--- Request ---
Extract all records. Keep each one exact.
┌──
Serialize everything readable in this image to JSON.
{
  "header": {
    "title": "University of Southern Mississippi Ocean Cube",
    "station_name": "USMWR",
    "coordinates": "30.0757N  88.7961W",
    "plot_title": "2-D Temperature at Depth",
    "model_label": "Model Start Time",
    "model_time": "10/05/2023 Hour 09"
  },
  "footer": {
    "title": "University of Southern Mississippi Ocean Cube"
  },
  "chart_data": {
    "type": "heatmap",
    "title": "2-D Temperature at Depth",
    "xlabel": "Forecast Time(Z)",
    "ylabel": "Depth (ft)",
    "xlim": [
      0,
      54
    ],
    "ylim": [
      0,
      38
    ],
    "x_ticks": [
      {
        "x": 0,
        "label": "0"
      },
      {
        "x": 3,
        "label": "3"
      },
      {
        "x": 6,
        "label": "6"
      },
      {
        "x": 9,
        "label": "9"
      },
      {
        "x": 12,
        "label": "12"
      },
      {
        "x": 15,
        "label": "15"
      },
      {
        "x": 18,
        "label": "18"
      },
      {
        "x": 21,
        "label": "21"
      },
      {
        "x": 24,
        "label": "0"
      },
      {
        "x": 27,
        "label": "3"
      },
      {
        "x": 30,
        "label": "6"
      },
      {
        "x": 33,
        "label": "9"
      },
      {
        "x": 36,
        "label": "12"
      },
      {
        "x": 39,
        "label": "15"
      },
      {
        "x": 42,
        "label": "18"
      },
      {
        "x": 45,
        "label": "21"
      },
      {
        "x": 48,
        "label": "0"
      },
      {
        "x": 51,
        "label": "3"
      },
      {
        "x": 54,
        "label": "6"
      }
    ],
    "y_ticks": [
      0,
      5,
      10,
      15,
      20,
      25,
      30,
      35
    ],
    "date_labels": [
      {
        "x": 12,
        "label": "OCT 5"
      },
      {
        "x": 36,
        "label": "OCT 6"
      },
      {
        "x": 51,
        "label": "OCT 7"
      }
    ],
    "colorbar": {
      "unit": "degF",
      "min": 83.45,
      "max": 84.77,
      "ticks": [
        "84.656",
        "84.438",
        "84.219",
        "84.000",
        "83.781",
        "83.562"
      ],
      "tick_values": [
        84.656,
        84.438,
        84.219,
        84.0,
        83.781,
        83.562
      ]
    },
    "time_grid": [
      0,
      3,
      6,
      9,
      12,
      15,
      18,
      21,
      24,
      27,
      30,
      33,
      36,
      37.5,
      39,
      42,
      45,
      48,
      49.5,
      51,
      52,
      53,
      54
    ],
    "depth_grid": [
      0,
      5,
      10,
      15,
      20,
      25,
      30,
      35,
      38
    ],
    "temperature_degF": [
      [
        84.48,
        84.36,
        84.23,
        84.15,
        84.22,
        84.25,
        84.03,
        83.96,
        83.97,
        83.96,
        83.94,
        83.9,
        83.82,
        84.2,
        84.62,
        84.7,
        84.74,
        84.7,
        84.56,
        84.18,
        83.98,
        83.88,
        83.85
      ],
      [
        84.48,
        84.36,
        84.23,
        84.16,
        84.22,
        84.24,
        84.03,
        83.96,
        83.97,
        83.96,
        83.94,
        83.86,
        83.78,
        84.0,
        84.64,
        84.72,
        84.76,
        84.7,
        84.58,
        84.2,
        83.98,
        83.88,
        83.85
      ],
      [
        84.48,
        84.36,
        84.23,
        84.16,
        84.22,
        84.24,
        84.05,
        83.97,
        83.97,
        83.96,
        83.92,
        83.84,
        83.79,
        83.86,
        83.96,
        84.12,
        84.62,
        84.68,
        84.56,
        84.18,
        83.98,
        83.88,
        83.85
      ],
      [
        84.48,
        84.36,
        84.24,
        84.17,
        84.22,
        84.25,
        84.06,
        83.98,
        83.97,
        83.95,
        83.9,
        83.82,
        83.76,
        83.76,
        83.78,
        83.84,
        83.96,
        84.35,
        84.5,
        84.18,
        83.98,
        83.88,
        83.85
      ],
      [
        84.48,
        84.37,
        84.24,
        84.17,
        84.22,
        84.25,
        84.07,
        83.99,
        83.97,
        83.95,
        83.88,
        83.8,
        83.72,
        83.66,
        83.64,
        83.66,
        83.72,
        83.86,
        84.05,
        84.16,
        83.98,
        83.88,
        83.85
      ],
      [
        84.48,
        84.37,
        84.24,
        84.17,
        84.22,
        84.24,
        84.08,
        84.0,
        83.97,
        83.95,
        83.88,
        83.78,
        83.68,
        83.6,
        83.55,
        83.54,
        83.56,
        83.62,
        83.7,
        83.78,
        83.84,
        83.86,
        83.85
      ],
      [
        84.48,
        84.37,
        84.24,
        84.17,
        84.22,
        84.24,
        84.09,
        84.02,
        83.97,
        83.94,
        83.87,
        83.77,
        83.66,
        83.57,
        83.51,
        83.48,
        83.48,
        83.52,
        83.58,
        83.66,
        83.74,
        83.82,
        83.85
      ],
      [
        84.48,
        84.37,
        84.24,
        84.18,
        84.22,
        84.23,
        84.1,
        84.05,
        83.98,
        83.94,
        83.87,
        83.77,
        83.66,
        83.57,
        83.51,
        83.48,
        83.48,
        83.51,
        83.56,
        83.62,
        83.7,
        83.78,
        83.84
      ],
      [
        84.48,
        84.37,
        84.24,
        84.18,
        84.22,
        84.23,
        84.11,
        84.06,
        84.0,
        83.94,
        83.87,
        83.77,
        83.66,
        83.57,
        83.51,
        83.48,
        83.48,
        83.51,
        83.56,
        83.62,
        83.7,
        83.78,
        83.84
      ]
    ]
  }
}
└──
--- Completed exercise ---
Serialize everything readable in this image to JSON.
{
  "header": {
    "title": "University of Southern Mississippi Ocean Cube",
    "station_name": "USMWR",
    "coordinates": "30.0757N  88.7961W",
    "plot_title": "2-D Temperature at Depth",
    "model_label": "Model Start Time",
    "model_time": "10/05/2023 Hour 09"
  },
  "footer": {
    "title": "University of Southern Mississippi Ocean Cube"
  },
  "chart_data": {
    "type": "heatmap",
    "title": "2-D Temperature at Depth",
    "xlabel": "Forecast Time(Z)",
    "ylabel": "Depth (ft)",
    "xlim": [
      0,
      54
    ],
    "ylim": [
      0,
      38
    ],
    "x_ticks": [
      {
        "x": 0,
        "label": "0"
      },
      {
        "x": 3,
        "label": "3"
      },
      {
        "x": 6,
        "label": "6"
      },
      {
        "x": 9,
        "label": "9"
      },
      {
        "x": 12,
        "label": "12"
      },
      {
        "x": 15,
        "label": "15"
      },
      {
        "x": 18,
        "label": "18"
      },
      {
        "x": 21,
        "label": "21"
      },
      {
        "x": 24,
        "label": "0"
      },
      {
        "x": 27,
        "label": "3"
      },
      {
        "x": 30,
        "label": "6"
      },
      {
        "x": 33,
        "label": "9"
      },
      {
        "x": 36,
        "label": "12"
      },
      {
        "x": 39,
        "label": "15"
      },
      {
        "x": 42,
        "label": "18"
      },
      {
        "x": 45,
        "label": "21"
      },
      {
        "x": 48,
        "label": "0"
      },
      {
        "x": 51,
        "label": "3"
      },
      {
        "x": 54,
        "label": "6"
      }
    ],
    "y_ticks": [
      0,
      5,
      10,
      15,
      20,
      25,
      30,
      35
    ],
    "date_labels": [
      {
        "x": 12,
        "label": "OCT 5"
      },
      {
        "x": 36,
        "label": "OCT 6"
      },
      {
        "x": 51,
        "label": "OCT 7"
      }
    ],
    "colorbar": {
      "unit": "degF",
      "min": 83.45,
      "max": 84.77,
      "ticks": [
        "84.656",
        "84.438",
        "84.219",
        "84.000",
        "83.781",
        "83.562"
      ],
      "tick_values": [
        84.656,
        84.438,
        84.219,
        84.0,
        83.781,
        83.562
      ]
    },
    "time_grid": [
      0,
      3,
      6,
      9,
      12,
      15,
      18,
      21,
      24,
      27,
      30,
      33,
      36,
      37.5,
      39,
      42,
      45,
      48,
      49.5,
      51,
      52,
      53,
      54
    ],
    "depth_grid": [
      0,
      5,
      10,
      15,
      20,
      25,
      30,
      35,
      38
    ],
    "temperature_degF": [
      [
        84.48,
        84.36,
        84.23,
        84.15,
        84.22,
        84.25,
        84.03,
        83.96,
        83.97,
        83.96,
        83.94,
        83.9,
        83.82,
        84.2,
        84.62,
        84.7,
        84.74,
        84.7,
        84.56,
        84.18,
        83.98,
        83.88,
        83.85
      ],
      [
        84.48,
        84.36,
        84.23,
        84.16,
        84.22,
        84.24,
        84.03,
        83.96,
        83.97,
        83.96,
        83.94,
        83.86,
        83.78,
        84.0,
        84.64,
        84.72,
        84.76,
        84.7,
        84.58,
        84.2,
        83.98,
        83.88,
        83.85
      ],
      [
        84.48,
        84.36,
        84.23,
        84.16,
        84.22,
        84.24,
        84.05,
        83.97,
        83.97,
        83.96,
        83.92,
        83.84,
        83.79,
        83.86,
        83.96,
        84.12,
        84.62,
        84.68,
        84.56,
        84.18,
        83.98,
        83.88,
        83.85
      ],
      [
        84.48,
        84.36,
        84.24,
        84.17,
        84.22,
        84.25,
        84.06,
        83.98,
        83.97,
        83.95,
        83.9,
        83.82,
        83.76,
        83.76,
        83.78,
        83.84,
        83.96,
        84.35,
        84.5,
        84.18,
        83.98,
        83.88,
        83.85
      ],
      [
        84.48,
        84.37,
        84.24,
        84.17,
        84.22,
        84.25,
        84.07,
        83.99,
        83.97,
        83.95,
        83.88,
        83.8,
        83.72,
        83.66,
        83.64,
        83.66,
        83.72,
        83.86,
        84.05,
        84.16,
        83.98,
        83.88,
        83.85
      ],
      [
        84.48,
        84.37,
        84.24,
        84.17,
        84.22,
        84.24,
        84.08,
        84.0,
        83.97,
        83.95,
        83.88,
        83.78,
        83.68,
        83.6,
        83.55,
        83.54,
        83.56,
        83.62,
        83.7,
        83.78,
        83.84,
        83.86,
        83.85
      ],
      [
        84.48,
        84.37,
        84.24,
        84.17,
        84.22,
        84.24,
        84.09,
        84.02,
        83.97,
        83.94,
        83.87,
        83.77,
        83.66,
        83.57,
        83.51,
        83.48,
        83.48,
        83.52,
        83.58,
        83.66,
        83.74,
        83.82,
        83.85
      ],
      [
        84.48,
        84.37,
        84.24,
        84.18,
        84.22,
        84.23,
        84.1,
        84.05,
        83.98,
        83.94,
        83.87,
        83.77,
        83.66,
        83.57,
        83.51,
        83.48,
        83.48,
        83.51,
        83.56,
        83.62,
        83.7,
        83.78,
        83.84
      ],
      [
        84.48,
        84.37,
        84.24,
        84.18,
        84.22,
        84.23,
        84.11,
        84.06,
        84.0,
        83.94,
        83.87,
        83.77,
        83.66,
        83.57,
        83.51,
        83.48,
        83.48,
        83.51,
        83.56,
        83.62,
        83.7,
        83.78,
        83.84
      ]
    ]
  }
}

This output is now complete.